→ READING TEXT
————
Apache CloudStack performs many operations asynchronously — such as VM deployments, volume operations, and network changes. The async_job table in the CloudStack database is the primary source of truth for tracking, debugging, and correlating logs related to background jobs.
Why Async Jobs Matter
Whenever a CloudStack user (via API or UI) triggers an operation that takes time to complete, the Management Server creates an entry in the async_job table. This allows the system to:
- Queue, monitor, and retry jobs
- Track failures and their root cause
- Link jobs to resources (e.g., a VM or volume)
- Correlate job execution with logs
- Debug user issues and system problems after the fact
Table Location
Found in the cloud database:
USE cloud;
SHOW TABLES LIKE 'async_job';
Archived jobs go to:
async_job_arch
Table Structure (Key Fields)
————
→ INSTRUCTIONS
**1.** Answer these questions from the async job text, one line each:
(a) In which database is the async_job table found?
(b) To which table do archived jobs go?
(c) What creates an entry in the async_job table when a user triggers a long-running operation?
**2.** According to the async job text, why does the Management Server create an entry in the async_job table for an operation that takes time to complete? Answer in one to three sentences.
**3.** Carry on the async job text from its last heading, "Table Structure (Key Fields)".
The lines that come after this sentence are separate material and are not part of the async job text.

[Collection entries]
————
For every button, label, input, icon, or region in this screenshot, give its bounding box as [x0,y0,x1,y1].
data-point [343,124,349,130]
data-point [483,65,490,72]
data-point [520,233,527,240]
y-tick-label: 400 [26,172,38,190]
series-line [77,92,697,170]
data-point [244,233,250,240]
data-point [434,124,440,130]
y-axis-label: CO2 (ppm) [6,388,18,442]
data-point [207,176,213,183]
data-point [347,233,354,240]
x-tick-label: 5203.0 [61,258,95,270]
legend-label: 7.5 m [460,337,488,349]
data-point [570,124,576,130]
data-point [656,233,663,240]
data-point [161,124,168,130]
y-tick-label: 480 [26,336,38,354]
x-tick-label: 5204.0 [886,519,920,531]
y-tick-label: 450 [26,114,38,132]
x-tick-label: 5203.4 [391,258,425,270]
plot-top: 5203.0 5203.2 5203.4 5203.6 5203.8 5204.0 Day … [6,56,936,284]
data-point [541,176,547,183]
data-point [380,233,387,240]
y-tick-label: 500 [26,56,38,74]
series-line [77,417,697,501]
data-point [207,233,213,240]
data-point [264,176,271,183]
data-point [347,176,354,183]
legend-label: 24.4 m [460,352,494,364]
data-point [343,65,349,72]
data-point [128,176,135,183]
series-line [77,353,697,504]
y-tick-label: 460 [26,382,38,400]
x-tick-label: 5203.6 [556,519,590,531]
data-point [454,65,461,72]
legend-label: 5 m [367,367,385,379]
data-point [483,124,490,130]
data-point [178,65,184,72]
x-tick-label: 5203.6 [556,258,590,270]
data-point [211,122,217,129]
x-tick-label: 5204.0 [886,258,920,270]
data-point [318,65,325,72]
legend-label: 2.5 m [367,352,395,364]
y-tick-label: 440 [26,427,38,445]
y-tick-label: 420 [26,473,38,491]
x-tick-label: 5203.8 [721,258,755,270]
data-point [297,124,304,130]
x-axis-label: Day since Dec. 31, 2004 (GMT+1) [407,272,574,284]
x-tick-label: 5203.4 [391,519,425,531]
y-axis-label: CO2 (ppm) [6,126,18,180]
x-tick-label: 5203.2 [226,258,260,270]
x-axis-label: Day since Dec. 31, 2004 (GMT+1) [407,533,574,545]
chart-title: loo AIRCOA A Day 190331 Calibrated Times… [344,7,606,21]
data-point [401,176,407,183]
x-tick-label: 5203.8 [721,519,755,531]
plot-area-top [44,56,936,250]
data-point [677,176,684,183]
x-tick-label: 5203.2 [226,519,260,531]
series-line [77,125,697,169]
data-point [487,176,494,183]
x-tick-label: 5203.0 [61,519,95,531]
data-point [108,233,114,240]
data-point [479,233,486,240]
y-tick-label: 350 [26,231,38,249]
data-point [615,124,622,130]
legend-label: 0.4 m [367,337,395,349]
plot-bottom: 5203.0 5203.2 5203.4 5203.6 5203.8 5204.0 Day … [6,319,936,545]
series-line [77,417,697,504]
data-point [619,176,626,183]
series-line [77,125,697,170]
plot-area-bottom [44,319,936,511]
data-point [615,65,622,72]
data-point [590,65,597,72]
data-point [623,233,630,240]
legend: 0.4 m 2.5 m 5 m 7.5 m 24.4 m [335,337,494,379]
————
→ RESULTS
**1.**
(a) The cloud database.
(b) async_job_arch.
(c) The Management Server.

**2.** The entry lets the system queue, monitor, and retry jobs, and track failures and their root cause. It also links jobs to resources such as a VM or volume and correlates job execution with logs. This makes it possible to debug user issues and system problems after the fact.

**3.**
| Column | Description |
|---|---|
id | Unique job ID (seen as job-1234 in logs) |
user_id | User who triggered the operation |
account_id | Owning account |
job_cmd | Fully qualified command (e.g., org.apache.cloudstack.api.command.user.vm.DeployVMCmd) |
job_status | 0 = In progress, 1 = Success, 2 = Failed |
job_result_code | 0 = OK, 1 = Error |
job_result | JSON output or failure info |
instance_type | Type of target resource (e.g., VirtualMachine) |
instance_id | ID of affected resource |
created | Time job was created |
related | Related job ID (for nested jobs) |
How It Helps with Log Analysis
Matching job-XXXX in Logs
When you grep logs like management-server.log, you’ll see entries such as:
(API-Job-Executor-9:ctx-8b33bdf8 job-5948) Executing DeployVMCmd
This job-5948 refers to:
SELECT * FROM async_job WHERE id = 5948;
This lets you:
- Identify which operation the log is referring to
- See the full job result or error (which logs often abbreviate)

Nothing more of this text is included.